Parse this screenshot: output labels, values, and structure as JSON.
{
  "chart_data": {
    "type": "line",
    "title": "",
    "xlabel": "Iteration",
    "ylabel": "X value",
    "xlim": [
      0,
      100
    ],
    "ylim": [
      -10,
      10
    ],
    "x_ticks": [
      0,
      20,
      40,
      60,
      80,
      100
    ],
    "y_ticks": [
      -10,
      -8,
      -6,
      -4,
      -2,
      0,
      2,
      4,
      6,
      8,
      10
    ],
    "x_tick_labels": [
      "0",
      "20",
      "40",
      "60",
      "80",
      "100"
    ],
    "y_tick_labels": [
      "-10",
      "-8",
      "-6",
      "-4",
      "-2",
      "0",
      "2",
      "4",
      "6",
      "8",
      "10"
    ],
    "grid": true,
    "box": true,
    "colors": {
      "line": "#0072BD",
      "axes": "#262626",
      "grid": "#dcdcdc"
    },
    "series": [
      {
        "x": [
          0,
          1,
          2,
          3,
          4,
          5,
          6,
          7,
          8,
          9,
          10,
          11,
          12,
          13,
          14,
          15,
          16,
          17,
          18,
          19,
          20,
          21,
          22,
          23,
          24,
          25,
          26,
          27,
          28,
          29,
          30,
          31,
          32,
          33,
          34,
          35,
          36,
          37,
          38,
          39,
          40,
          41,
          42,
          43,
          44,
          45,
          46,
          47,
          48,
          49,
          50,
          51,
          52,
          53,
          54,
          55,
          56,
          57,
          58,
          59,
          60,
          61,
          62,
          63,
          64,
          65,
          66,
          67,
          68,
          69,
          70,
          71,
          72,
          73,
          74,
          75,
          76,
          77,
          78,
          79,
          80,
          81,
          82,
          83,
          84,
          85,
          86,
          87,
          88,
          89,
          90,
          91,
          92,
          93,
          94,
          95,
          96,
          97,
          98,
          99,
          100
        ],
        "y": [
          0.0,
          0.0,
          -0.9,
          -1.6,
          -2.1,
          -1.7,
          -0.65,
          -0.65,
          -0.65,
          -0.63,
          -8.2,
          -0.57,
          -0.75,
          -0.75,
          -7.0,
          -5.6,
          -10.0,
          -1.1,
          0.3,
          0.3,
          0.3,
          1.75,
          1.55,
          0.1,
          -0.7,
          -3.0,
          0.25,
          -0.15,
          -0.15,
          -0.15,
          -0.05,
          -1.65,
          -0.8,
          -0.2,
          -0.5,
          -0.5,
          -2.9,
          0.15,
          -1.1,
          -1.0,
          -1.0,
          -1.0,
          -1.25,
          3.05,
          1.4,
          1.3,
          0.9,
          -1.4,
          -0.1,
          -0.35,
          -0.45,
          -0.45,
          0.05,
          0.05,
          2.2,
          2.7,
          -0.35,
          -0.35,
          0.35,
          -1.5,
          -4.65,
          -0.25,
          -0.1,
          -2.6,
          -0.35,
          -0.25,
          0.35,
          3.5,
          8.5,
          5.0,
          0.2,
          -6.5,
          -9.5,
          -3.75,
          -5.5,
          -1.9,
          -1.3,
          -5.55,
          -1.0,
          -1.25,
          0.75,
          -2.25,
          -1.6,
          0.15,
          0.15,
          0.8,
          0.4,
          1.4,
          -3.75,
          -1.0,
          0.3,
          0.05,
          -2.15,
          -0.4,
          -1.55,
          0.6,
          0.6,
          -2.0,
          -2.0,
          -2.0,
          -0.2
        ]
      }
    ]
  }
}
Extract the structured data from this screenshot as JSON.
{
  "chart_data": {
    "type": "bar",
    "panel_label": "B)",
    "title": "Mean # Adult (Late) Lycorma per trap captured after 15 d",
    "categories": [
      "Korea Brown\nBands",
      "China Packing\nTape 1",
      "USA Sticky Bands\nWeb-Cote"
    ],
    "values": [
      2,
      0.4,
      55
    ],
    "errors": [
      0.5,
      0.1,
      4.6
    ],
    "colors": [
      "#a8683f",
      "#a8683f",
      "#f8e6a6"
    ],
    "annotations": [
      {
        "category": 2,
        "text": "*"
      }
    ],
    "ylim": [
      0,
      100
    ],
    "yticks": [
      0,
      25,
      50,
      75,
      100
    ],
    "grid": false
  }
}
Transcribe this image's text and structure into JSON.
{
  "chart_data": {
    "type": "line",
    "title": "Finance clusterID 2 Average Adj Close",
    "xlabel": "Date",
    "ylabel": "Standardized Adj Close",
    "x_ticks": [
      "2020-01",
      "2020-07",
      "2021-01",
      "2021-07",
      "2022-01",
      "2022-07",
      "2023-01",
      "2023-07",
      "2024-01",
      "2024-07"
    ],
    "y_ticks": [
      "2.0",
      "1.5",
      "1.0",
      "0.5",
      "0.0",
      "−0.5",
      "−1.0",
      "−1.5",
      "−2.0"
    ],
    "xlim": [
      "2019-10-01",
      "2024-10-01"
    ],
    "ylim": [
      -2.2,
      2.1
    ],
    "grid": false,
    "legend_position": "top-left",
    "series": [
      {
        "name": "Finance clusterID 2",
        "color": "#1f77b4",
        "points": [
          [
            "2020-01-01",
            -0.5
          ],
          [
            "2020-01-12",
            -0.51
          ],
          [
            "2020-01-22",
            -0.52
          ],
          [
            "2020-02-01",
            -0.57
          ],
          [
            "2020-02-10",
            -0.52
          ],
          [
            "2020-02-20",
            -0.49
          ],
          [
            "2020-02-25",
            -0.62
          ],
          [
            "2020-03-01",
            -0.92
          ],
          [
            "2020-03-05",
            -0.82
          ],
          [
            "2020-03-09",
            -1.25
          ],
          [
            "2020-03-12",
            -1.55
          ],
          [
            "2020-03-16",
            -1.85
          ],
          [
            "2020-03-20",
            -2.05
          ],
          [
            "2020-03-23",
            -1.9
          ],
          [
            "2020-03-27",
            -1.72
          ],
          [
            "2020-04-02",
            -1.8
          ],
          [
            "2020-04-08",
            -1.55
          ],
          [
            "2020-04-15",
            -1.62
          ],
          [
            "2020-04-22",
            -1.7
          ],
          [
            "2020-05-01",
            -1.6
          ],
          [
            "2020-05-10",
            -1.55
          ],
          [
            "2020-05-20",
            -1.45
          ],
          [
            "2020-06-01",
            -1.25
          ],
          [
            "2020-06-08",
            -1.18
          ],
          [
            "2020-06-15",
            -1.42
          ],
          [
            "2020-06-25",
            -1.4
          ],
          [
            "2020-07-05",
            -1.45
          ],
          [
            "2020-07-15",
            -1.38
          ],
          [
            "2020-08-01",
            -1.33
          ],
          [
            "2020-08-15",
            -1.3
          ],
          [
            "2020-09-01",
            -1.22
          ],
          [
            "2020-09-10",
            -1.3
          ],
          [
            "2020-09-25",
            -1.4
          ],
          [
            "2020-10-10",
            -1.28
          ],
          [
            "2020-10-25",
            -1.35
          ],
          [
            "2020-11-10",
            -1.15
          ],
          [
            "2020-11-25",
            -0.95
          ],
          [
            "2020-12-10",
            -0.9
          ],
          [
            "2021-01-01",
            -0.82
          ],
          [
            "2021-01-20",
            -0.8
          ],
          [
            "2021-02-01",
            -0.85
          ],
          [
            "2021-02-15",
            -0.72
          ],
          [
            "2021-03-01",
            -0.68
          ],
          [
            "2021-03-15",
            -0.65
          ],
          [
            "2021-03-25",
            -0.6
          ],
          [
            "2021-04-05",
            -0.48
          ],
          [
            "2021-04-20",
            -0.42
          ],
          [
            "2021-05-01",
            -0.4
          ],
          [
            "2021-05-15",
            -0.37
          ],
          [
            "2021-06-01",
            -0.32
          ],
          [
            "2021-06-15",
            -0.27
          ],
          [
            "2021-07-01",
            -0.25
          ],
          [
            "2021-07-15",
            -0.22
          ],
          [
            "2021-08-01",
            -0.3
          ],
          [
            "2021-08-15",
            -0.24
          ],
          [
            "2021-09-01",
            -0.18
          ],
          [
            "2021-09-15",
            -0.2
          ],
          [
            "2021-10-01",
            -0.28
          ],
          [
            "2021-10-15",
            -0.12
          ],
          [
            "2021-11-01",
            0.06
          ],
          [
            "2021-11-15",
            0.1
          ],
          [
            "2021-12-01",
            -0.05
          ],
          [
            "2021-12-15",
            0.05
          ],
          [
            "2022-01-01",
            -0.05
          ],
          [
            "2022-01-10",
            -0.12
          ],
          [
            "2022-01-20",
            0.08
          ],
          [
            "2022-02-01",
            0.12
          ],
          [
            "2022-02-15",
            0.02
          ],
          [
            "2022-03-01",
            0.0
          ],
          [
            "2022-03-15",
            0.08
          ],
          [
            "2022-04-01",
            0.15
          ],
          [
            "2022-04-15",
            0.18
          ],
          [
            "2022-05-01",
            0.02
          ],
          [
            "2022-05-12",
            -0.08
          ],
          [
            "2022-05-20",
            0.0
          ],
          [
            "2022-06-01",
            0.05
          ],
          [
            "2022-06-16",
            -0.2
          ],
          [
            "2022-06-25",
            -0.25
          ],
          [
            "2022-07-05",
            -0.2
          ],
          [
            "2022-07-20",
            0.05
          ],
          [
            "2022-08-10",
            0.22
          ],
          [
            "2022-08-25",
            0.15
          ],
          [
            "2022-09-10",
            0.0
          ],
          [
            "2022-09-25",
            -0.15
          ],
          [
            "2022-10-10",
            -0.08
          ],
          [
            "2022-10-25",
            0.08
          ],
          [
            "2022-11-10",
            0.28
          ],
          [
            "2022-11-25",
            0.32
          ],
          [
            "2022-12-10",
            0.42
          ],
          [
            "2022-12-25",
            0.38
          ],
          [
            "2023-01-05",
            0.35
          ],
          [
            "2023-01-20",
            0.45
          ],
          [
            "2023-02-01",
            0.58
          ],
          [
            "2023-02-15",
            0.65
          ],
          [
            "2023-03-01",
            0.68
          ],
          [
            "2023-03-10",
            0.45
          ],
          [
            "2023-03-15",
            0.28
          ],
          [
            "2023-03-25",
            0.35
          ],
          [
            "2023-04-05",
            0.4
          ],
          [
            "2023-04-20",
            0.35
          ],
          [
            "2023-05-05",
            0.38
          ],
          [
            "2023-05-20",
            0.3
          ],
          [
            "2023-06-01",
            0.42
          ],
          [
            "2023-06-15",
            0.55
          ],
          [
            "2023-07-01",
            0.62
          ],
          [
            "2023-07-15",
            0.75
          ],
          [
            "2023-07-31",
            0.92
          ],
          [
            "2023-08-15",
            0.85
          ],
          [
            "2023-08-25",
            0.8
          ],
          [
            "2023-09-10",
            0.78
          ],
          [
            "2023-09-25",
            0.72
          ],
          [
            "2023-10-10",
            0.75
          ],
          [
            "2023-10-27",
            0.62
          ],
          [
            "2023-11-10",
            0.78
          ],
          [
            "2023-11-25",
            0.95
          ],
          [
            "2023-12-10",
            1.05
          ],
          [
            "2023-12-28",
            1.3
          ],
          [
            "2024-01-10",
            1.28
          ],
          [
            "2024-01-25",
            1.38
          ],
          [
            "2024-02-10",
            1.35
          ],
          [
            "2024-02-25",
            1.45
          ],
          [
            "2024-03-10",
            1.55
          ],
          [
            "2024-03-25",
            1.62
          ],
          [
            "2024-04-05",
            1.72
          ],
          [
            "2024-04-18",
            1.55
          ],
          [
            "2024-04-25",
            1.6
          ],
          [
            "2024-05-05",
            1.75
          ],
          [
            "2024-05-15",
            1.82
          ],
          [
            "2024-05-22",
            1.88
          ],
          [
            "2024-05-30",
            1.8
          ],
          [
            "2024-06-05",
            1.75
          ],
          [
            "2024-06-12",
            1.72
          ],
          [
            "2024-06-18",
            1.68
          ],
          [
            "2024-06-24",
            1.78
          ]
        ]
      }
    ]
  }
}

Set problem - The answer is one number: how many lines of the material above contain "ylabel".

Result for this exercise - 2